**GIVEN REQUEST**
Only the lines from the one with "Read this page and output its text content." onward are wanted, through the last line of the entries, set down exactly.

──────── ENTRIES SHOWN ────────

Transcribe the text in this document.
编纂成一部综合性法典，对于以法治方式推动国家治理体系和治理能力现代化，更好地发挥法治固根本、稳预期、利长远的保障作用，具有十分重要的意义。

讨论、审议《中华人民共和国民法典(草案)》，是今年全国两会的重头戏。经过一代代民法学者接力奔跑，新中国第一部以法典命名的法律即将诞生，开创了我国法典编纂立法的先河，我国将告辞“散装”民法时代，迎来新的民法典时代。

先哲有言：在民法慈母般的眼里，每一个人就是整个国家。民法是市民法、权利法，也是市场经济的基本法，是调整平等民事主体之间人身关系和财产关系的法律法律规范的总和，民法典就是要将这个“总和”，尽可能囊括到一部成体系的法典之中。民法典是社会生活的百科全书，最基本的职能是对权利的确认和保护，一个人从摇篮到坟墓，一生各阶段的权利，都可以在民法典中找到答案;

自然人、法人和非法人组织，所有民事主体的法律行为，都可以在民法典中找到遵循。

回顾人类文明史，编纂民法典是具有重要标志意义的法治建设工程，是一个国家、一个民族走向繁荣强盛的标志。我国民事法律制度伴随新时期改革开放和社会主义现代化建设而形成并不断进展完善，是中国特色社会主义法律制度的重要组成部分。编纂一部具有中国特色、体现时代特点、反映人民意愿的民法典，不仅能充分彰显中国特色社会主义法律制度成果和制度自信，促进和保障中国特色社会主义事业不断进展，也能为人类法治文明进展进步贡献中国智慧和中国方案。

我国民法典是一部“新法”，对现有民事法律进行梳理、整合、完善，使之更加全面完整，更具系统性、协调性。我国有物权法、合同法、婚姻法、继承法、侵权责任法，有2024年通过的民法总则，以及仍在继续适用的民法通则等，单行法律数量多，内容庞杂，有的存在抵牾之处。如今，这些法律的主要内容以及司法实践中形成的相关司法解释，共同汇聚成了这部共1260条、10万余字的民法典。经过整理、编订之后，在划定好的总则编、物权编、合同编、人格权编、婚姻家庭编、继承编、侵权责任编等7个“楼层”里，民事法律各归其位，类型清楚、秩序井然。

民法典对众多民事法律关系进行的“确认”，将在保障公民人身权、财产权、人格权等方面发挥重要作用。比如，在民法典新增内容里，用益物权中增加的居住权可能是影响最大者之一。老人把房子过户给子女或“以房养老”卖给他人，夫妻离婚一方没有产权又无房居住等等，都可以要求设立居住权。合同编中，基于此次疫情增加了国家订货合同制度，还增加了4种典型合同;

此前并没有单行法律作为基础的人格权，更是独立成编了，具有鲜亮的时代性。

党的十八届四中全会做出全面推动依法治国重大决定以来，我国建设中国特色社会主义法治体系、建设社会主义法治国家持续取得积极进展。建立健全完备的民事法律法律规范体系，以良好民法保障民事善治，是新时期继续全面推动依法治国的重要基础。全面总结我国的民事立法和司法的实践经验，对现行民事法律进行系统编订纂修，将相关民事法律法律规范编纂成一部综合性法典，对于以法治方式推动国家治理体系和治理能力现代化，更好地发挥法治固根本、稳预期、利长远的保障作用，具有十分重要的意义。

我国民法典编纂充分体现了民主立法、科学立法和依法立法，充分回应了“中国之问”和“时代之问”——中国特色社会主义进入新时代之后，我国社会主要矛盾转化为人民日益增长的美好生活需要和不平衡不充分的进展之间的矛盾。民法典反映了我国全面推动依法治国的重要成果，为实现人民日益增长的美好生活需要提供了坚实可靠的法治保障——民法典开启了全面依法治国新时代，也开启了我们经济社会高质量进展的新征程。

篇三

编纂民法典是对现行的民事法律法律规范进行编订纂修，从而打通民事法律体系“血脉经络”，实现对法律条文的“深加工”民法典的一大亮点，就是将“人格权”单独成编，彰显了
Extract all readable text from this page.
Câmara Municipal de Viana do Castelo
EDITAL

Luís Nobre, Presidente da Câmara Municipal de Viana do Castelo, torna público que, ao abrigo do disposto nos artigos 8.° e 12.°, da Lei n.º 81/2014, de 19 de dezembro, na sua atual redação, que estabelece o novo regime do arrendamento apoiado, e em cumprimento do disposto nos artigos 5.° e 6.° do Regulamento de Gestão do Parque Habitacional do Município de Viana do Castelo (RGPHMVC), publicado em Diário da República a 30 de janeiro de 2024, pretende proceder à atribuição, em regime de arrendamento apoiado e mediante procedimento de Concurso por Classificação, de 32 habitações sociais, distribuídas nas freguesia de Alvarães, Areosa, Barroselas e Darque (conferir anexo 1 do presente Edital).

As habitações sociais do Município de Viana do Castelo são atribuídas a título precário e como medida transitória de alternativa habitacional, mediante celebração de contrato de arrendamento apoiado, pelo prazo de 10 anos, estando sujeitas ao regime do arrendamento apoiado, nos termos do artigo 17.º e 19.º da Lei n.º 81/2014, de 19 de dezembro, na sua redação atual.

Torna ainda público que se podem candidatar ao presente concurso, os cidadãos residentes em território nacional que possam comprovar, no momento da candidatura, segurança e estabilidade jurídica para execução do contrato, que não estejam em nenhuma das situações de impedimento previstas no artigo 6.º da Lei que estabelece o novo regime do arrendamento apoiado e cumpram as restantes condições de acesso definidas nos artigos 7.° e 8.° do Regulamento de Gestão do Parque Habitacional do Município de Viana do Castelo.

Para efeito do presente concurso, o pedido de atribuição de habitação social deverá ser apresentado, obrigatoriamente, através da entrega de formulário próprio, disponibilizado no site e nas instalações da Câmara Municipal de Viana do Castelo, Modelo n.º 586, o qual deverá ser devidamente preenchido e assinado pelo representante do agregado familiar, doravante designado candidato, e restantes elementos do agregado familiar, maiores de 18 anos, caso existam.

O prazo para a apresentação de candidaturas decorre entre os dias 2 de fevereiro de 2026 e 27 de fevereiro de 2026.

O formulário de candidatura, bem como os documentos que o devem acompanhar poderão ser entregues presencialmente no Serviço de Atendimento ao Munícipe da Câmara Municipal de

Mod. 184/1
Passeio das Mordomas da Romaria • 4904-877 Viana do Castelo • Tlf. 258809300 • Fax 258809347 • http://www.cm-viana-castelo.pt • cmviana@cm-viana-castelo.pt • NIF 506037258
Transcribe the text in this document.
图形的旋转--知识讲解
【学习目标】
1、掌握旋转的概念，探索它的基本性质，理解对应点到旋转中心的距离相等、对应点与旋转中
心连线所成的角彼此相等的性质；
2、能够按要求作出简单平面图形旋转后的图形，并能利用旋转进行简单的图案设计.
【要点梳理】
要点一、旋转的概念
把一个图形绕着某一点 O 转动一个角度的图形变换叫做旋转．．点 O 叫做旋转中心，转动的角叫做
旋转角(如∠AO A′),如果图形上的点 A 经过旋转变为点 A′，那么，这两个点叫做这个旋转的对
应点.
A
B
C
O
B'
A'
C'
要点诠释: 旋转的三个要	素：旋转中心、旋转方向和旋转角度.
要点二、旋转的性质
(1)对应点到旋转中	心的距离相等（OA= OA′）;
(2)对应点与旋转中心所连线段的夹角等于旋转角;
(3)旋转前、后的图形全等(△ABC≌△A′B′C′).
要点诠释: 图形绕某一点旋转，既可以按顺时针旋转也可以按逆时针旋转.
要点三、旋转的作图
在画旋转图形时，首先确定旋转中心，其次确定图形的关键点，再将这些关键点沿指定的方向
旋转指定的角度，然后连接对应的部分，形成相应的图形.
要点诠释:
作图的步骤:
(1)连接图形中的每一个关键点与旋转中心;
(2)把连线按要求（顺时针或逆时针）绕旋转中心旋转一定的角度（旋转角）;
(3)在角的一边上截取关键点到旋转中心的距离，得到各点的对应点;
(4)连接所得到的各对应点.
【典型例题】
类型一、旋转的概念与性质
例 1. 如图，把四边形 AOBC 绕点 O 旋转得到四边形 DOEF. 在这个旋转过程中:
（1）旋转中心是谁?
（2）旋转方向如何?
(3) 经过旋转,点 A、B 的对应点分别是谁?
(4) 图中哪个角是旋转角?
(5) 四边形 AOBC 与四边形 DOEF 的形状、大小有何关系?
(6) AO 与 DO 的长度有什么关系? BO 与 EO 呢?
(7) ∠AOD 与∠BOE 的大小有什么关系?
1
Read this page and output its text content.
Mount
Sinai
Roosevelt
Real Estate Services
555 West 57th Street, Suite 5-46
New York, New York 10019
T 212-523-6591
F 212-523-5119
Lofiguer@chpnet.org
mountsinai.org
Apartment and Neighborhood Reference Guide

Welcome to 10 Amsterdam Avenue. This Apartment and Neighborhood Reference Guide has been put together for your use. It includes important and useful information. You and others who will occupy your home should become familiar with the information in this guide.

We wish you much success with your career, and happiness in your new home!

────────

**EXERCISE RESPONSE**
Read this page and output its text content.
Mount
Sinai
Roosevelt
Real Estate Services
555 West 57th Street, Suite 5-46
New York, New York 10019
T 212-523-6591
F 212-523-5119
Lofiguer@chpnet.org
mountsinai.org
Apartment and Neighborhood Reference Guide

Welcome to 10 Amsterdam Avenue. This Apartment and Neighborhood Reference Guide has been put together for your use. It includes important and useful information. You and others who will occupy your home should become familiar with the information in this guide.

We wish you much success with your career, and happiness in your new home!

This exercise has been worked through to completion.